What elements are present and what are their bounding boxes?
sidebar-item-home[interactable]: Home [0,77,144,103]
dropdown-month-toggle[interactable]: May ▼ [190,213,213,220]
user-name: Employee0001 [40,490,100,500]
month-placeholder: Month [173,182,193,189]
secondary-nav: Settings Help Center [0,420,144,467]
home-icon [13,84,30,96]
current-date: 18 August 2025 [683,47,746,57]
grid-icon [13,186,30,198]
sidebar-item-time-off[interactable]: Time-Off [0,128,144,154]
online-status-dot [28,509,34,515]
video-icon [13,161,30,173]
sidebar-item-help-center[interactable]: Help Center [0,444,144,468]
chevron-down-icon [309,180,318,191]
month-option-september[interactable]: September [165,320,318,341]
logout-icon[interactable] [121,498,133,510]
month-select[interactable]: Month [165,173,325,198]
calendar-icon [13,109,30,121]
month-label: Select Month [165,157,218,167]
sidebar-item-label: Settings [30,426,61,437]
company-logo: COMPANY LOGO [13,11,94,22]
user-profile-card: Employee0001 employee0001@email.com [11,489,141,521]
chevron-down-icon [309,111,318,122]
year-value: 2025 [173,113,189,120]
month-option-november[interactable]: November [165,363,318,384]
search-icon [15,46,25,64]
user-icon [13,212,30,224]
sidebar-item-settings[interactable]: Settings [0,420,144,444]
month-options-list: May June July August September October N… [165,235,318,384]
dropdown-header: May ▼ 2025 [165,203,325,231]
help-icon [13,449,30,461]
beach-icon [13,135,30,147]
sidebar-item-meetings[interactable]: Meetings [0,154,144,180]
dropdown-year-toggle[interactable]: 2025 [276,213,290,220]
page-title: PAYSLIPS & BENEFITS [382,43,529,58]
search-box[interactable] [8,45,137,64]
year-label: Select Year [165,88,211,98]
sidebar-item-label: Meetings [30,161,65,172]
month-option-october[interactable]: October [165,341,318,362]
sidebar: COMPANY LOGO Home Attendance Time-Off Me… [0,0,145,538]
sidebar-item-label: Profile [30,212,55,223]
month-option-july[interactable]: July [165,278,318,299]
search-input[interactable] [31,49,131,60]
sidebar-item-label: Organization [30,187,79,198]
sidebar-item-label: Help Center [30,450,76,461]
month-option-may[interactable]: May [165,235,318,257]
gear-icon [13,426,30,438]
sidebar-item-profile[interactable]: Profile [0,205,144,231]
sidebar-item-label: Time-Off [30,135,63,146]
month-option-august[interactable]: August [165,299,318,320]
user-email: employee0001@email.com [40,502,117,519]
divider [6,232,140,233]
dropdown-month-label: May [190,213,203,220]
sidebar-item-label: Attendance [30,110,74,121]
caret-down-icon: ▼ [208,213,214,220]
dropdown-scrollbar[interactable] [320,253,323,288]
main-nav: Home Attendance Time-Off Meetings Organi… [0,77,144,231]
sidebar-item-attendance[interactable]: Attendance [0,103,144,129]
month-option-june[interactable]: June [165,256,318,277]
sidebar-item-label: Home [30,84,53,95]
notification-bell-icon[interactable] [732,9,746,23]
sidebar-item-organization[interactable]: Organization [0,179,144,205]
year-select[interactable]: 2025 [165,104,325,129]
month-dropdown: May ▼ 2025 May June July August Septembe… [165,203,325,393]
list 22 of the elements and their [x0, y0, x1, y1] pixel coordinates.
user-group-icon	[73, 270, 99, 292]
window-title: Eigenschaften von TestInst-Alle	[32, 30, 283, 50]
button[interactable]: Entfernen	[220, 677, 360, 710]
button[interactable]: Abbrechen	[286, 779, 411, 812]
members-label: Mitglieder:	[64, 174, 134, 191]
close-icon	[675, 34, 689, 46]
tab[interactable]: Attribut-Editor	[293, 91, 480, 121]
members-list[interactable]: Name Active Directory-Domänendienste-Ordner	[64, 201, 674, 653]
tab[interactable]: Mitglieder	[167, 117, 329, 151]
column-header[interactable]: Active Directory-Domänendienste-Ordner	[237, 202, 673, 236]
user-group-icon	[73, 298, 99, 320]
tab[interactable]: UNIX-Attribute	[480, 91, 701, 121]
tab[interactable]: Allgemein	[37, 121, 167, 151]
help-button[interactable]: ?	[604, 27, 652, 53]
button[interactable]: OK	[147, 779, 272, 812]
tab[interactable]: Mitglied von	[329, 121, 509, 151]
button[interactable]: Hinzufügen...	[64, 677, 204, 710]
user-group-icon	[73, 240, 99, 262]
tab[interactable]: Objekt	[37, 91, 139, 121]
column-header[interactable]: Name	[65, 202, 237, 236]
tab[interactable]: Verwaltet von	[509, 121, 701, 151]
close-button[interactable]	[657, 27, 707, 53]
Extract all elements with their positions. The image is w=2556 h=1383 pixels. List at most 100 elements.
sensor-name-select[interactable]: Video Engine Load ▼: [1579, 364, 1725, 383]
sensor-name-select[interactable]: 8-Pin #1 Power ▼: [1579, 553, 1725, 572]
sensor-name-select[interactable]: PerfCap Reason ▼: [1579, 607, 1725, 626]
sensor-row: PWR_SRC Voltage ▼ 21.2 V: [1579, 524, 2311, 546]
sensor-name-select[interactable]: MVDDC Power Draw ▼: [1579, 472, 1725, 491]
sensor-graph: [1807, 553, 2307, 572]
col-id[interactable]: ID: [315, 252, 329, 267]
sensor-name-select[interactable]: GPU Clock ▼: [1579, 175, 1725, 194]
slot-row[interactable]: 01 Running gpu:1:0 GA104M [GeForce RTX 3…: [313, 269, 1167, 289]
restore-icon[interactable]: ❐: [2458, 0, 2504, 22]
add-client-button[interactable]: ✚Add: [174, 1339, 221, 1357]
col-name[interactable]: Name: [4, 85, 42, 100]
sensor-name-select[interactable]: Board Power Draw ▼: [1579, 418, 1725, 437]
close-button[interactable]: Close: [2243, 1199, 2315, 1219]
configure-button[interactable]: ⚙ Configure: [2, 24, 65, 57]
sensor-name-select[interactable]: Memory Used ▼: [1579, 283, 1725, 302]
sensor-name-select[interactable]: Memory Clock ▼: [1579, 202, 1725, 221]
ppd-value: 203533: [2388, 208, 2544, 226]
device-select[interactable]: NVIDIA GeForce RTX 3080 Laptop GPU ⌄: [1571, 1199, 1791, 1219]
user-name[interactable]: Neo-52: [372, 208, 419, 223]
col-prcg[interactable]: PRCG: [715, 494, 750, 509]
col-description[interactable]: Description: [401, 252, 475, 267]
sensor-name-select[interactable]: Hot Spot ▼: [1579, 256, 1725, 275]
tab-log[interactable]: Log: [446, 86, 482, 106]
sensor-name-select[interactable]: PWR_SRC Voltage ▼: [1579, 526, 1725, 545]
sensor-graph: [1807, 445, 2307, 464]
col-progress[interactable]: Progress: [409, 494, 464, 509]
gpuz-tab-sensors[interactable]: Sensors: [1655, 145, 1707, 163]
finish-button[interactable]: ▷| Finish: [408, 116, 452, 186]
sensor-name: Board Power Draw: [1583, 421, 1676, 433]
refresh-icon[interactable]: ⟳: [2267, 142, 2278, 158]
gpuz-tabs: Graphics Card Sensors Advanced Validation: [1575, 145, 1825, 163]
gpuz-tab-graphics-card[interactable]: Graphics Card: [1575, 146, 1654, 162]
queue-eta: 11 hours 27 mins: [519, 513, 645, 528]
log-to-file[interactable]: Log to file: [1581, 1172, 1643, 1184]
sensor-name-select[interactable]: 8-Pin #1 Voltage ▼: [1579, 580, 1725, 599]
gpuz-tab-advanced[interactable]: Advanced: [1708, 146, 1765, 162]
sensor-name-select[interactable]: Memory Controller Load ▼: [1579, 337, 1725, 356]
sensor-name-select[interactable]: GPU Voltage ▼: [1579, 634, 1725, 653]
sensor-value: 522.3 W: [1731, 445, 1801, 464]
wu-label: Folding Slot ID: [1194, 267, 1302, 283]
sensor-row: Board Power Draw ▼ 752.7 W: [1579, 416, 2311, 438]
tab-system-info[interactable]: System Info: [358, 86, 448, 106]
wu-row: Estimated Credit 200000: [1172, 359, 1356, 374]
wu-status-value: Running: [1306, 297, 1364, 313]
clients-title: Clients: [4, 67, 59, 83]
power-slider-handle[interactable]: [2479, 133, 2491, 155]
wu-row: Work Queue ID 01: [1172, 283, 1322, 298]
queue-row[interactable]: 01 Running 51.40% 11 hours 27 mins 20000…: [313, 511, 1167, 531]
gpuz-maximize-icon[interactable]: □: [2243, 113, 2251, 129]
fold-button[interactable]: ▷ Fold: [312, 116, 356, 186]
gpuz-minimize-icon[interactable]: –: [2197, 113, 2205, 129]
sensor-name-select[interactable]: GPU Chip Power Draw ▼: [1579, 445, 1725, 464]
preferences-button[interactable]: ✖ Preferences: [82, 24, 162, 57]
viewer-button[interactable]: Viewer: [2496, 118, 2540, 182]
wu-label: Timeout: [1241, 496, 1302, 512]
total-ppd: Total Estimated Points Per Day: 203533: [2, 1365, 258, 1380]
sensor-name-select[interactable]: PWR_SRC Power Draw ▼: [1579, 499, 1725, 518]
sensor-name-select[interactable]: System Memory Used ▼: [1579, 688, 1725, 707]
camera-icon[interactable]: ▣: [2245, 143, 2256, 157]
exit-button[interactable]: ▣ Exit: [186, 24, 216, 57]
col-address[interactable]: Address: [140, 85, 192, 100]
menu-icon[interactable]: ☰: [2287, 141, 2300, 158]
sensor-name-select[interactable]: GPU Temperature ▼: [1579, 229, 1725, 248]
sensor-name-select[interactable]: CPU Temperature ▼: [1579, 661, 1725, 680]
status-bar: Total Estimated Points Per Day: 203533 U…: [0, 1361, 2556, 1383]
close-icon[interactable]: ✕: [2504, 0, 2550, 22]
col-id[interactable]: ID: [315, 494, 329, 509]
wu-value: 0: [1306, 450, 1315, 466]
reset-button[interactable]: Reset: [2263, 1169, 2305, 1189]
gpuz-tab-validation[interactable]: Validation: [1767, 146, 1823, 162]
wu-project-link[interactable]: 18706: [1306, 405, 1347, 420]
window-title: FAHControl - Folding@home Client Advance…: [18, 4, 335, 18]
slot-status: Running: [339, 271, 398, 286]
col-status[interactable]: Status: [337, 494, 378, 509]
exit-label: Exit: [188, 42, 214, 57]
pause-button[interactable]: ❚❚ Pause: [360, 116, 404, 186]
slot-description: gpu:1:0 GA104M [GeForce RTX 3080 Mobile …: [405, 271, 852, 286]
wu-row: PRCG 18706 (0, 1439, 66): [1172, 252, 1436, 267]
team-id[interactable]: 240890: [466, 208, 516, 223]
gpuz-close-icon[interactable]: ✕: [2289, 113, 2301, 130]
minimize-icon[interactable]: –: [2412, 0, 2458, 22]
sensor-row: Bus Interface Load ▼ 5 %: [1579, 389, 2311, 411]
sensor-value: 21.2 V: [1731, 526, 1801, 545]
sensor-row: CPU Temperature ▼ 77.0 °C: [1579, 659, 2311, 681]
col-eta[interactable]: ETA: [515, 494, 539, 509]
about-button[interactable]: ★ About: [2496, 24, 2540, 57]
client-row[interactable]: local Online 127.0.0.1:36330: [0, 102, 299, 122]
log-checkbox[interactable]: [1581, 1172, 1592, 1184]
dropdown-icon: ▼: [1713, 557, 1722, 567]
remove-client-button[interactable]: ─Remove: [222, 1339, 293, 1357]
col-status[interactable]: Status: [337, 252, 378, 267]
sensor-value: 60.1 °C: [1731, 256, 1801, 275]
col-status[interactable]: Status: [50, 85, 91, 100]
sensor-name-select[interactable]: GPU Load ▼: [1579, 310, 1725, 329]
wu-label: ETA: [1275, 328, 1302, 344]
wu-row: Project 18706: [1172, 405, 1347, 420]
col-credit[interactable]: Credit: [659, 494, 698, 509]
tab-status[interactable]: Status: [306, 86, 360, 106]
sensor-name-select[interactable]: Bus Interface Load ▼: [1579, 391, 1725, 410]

- - -

Problem requirements:
Gather each line in the material that contains the word "their", and copy every such line in full. Case counts, so only count lines where the word has the same capital and small letters.

Response to this exercise:
What elements are present and what are their bounding boxes?
list 22 of the elements and their [x0, y0, x1, y1] pixel coordinates.
Extract all elements with their positions. The image is w=2556 h=1383 pixels. List at most 100 elements.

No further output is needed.